-- begin --

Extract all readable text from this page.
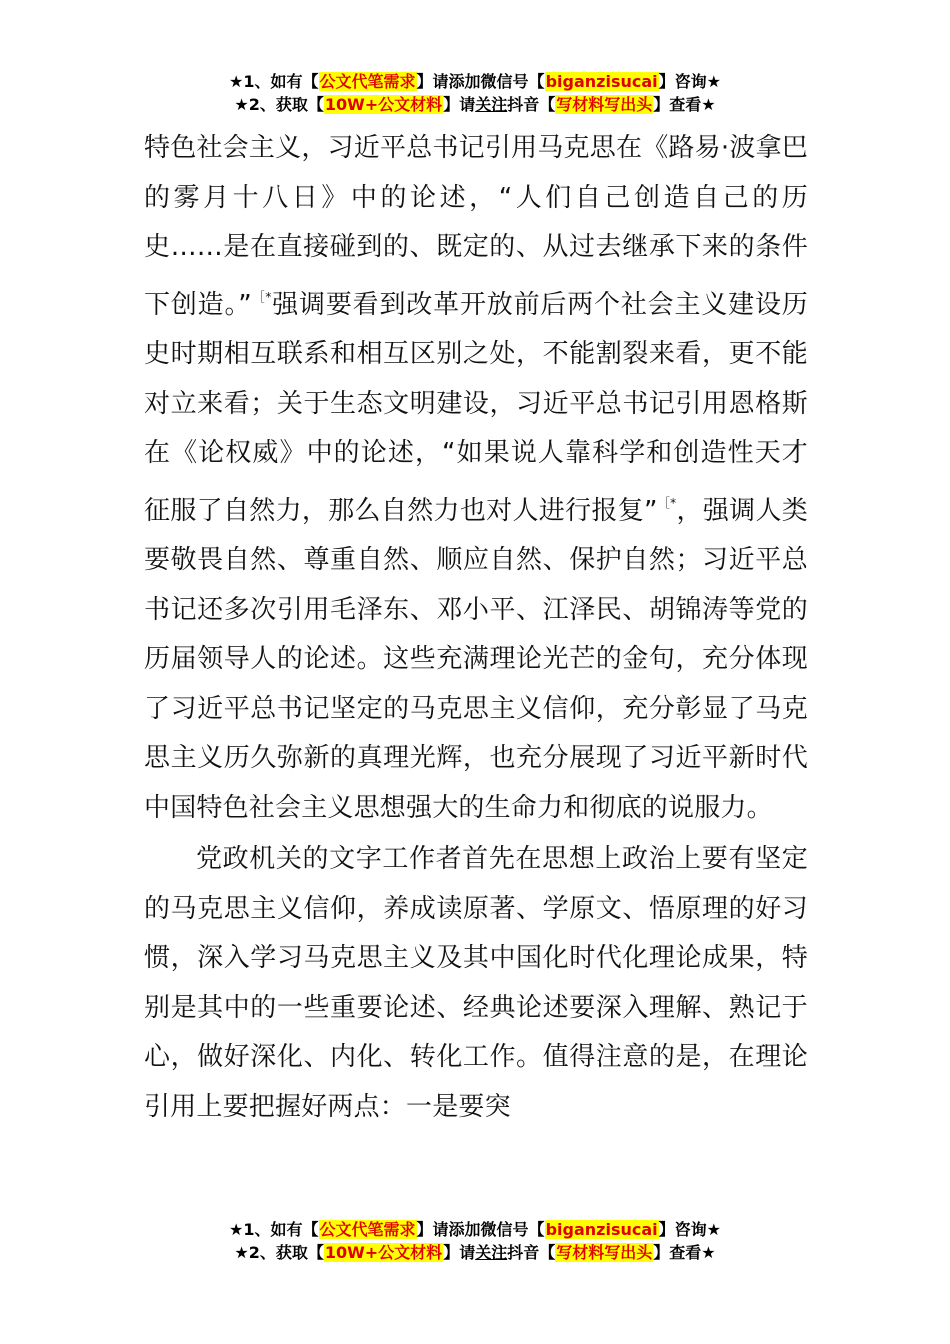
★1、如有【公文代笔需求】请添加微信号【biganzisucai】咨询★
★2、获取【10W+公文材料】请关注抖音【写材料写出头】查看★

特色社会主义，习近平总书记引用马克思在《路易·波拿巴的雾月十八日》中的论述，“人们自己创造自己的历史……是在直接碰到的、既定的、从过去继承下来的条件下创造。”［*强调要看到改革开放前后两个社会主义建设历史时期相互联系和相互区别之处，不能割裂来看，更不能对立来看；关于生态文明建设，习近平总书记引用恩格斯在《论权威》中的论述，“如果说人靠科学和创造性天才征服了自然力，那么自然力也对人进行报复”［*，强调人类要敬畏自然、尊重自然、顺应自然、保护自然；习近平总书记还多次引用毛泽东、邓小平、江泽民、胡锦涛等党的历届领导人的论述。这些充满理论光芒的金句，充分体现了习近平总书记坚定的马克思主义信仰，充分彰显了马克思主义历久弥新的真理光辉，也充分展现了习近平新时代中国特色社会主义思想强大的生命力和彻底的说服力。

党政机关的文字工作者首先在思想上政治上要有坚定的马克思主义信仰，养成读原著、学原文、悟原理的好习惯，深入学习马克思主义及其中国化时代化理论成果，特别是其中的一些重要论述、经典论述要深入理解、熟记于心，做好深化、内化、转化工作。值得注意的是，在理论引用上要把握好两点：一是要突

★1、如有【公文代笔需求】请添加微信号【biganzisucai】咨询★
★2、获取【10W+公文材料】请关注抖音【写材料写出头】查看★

-- end --

* _What is expected_
Retype each line of the listing above word for word. Exclude the pictures.

* _Response to the task_
Extract all readable text from this page.
★1、如有【公文代笔需求】请添加微信号【biganzisucai】咨询★
★2、获取【10W+公文材料】请关注抖音【写材料写出头】查看★

特色社会主义，习近平总书记引用马克思在《路易·波拿巴的雾月十八日》中的论述，“人们自己创造自己的历史……是在直接碰到的、既定的、从过去继承下来的条件下创造。”［*强调要看到改革开放前后两个社会主义建设历史时期相互联系和相互区别之处，不能割裂来看，更不能对立来看；关于生态文明建设，习近平总书记引用恩格斯在《论权威》中的论述，“如果说人靠科学和创造性天才征服了自然力，那么自然力也对人进行报复”［*，强调人类要敬畏自然、尊重自然、顺应自然、保护自然；习近平总书记还多次引用毛泽东、邓小平、江泽民、胡锦涛等党的历届领导人的论述。这些充满理论光芒的金句，充分体现了习近平总书记坚定的马克思主义信仰，充分彰显了马克思主义历久弥新的真理光辉，也充分展现了习近平新时代中国特色社会主义思想强大的生命力和彻底的说服力。

党政机关的文字工作者首先在思想上政治上要有坚定的马克思主义信仰，养成读原著、学原文、悟原理的好习惯，深入学习马克思主义及其中国化时代化理论成果，特别是其中的一些重要论述、经典论述要深入理解、熟记于心，做好深化、内化、转化工作。值得注意的是，在理论引用上要把握好两点：一是要突

★1、如有【公文代笔需求】请添加微信号【biganzisucai】咨询★
★2、获取【10W+公文材料】请关注抖音【写材料写出头】查看★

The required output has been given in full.